* Begin *

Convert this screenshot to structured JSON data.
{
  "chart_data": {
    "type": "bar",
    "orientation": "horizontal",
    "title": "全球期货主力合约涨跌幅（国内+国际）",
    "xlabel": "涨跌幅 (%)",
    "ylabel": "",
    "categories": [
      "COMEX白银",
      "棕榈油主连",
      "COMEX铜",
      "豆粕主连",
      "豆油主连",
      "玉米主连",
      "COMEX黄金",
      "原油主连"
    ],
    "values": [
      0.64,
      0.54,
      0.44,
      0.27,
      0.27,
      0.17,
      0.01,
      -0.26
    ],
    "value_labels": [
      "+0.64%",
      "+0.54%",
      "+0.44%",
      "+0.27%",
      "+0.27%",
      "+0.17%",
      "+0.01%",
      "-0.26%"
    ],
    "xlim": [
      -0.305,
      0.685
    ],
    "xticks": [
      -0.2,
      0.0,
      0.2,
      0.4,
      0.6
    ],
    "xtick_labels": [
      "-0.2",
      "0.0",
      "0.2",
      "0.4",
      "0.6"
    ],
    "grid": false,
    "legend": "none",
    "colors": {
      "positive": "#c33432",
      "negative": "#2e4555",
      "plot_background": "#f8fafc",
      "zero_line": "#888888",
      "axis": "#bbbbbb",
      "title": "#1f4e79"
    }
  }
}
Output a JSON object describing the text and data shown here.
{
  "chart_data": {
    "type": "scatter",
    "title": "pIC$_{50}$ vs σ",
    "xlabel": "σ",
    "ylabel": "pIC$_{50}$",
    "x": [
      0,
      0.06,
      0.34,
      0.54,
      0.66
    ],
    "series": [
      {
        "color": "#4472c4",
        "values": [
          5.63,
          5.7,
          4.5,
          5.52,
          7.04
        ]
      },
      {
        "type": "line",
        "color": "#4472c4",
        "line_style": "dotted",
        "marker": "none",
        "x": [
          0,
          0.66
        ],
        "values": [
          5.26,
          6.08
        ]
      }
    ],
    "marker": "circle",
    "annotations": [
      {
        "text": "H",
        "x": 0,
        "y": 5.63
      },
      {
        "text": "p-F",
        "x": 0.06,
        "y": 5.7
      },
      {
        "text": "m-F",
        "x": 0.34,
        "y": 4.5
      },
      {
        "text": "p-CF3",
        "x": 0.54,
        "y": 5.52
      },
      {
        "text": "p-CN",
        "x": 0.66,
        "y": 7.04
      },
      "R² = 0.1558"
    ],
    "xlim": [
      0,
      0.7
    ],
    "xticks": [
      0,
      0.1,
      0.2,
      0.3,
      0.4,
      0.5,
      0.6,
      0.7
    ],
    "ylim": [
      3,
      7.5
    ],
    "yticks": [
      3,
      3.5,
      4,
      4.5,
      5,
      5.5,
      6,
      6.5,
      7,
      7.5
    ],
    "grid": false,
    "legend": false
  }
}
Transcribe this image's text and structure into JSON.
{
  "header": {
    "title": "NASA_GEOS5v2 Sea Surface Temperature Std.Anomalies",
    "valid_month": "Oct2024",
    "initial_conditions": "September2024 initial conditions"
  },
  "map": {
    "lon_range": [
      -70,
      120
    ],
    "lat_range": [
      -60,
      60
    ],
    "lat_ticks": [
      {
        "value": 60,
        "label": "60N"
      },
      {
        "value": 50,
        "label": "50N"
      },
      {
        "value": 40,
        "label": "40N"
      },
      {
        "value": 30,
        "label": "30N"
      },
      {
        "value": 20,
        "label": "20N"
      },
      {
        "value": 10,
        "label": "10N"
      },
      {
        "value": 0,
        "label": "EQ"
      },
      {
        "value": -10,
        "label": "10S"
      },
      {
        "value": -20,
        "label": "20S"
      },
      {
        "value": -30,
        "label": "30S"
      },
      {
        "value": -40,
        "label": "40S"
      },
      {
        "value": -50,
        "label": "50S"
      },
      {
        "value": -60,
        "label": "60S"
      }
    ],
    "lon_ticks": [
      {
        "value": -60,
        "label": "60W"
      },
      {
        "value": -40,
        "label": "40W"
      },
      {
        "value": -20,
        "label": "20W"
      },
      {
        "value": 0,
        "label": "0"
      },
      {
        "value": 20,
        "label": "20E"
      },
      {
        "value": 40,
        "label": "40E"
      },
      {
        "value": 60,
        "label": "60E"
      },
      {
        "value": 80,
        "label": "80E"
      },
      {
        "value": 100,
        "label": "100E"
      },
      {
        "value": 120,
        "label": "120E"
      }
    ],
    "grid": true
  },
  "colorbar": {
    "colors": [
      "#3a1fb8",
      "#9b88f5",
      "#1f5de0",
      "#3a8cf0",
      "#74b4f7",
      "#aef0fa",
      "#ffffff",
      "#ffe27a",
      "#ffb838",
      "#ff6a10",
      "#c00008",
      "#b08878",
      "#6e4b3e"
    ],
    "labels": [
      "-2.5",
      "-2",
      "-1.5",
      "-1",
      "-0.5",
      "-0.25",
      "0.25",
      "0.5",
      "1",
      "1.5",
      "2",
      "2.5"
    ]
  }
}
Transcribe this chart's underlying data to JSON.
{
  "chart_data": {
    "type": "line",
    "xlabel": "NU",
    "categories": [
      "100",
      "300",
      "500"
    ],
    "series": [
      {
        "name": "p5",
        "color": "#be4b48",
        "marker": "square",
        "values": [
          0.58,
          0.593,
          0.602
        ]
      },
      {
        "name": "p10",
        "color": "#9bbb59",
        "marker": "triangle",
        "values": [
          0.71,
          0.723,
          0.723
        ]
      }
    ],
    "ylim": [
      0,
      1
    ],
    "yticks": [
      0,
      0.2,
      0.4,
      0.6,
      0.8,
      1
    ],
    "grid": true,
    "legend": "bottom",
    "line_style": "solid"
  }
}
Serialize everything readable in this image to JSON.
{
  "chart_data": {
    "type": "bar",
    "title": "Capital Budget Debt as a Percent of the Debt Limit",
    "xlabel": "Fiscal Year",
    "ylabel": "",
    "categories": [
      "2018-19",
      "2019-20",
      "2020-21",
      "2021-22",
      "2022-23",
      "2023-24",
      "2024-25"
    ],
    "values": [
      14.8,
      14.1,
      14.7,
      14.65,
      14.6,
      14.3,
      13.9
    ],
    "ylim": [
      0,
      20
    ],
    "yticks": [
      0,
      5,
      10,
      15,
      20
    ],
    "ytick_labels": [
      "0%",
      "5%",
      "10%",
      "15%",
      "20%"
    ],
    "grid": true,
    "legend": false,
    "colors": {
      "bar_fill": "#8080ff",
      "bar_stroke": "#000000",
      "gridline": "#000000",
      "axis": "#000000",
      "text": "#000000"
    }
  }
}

* End *

AIM OF THE EXERCISE> Copy out each line of the listing that holds "JSON".

EXPECTED ANSWER>
Convert this screenshot to structured JSON data.
Output a JSON object describing the text and data shown here.
Transcribe this image's text and structure into JSON.
Transcribe this chart's underlying data to JSON.
Serialize everything readable in this image to JSON.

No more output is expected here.